## Text under study
When unveiling the iPhone 5, Apple proclaimed the iPhone 5’s A6 processor has 2x the processing and 2x the graphical power of its predecessor, iPhone 4S. This lead most tech blogs, including dotTech (guilty as charged), to mark the iPhone 5 as having a quad-core processor. Turns out the iPhone 5 that isn’t true.
Teardowns and analysis of the A6 SoC (i.e. the CPU and GPU) reveal it has a custom designed dual-core 1GHz processor based on ARMv7 with an accompanying triple-core GPU. It isn’t known exactly what GPU but they look to be PowerVR SGX 543MP3 clocked at 256MHz. The kicker? The A6 SoC appears to be manufactured by none other than Samsung. I say “appear” because it isn’t like the SoC has “Samsung” written on it but, as UBMTechInsights points out, “the A6 reveal markings are similar to the Samsung markings found in the A4 and A5 processors”.
For those that don’t know, despite the legal battle going on between Apple and Samsung, Apple uses Samsung as a major supplier of components used in iDevices — components such as flash memory and SoCs.

(Bounding box prediction data)
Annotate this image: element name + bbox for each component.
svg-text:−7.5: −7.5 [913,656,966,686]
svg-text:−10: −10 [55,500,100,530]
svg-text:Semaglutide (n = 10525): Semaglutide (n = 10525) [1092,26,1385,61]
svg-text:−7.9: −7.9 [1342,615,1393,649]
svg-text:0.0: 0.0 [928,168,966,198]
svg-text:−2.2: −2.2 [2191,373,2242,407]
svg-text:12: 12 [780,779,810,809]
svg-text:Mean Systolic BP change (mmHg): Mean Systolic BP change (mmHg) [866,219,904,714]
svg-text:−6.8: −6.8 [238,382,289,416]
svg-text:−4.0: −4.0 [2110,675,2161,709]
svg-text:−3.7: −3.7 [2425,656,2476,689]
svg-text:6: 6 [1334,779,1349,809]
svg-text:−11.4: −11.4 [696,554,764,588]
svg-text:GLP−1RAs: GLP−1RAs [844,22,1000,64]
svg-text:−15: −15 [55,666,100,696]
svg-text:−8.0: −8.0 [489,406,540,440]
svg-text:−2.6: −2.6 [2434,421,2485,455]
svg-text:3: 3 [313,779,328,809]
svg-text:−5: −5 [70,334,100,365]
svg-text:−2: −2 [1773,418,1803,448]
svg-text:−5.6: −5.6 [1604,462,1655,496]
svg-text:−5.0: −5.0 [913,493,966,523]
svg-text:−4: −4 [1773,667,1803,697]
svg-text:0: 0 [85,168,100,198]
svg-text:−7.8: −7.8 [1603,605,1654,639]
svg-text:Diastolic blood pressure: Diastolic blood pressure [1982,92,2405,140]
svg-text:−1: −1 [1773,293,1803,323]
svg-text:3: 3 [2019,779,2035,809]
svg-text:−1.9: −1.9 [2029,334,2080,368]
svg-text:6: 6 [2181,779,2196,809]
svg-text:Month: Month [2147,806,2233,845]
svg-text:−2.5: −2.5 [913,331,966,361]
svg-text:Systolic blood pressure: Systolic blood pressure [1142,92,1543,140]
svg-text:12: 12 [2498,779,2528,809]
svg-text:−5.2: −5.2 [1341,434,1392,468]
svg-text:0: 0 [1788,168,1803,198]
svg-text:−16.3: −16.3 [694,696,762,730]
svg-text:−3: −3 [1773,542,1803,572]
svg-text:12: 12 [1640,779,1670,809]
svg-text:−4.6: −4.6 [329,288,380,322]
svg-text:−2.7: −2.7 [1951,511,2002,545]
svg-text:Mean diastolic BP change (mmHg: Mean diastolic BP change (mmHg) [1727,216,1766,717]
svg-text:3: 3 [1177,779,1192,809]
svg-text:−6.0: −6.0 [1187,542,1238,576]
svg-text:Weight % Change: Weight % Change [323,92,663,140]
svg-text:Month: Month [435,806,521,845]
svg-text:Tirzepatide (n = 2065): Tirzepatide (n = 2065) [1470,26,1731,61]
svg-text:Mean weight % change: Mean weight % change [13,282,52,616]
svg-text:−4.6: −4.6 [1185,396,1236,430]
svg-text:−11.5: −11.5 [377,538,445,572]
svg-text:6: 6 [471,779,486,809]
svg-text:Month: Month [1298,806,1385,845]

## Exercise brief
From the article on the iPhone 5's A6 processor, extract word for word the passage that begins with the words containing "When unveiling the" and ends with "that isn’t true.".

## Task response
When unveiling the iPhone 5, Apple proclaimed the iPhone 5’s A6 processor has 2x the processing and 2x the graphical power of its predecessor, iPhone 4S. This lead most tech blogs, including dotTech (guilty as charged), to mark the iPhone 5 as having a quad-core processor. Turns out the iPhone 5 that isn’t true.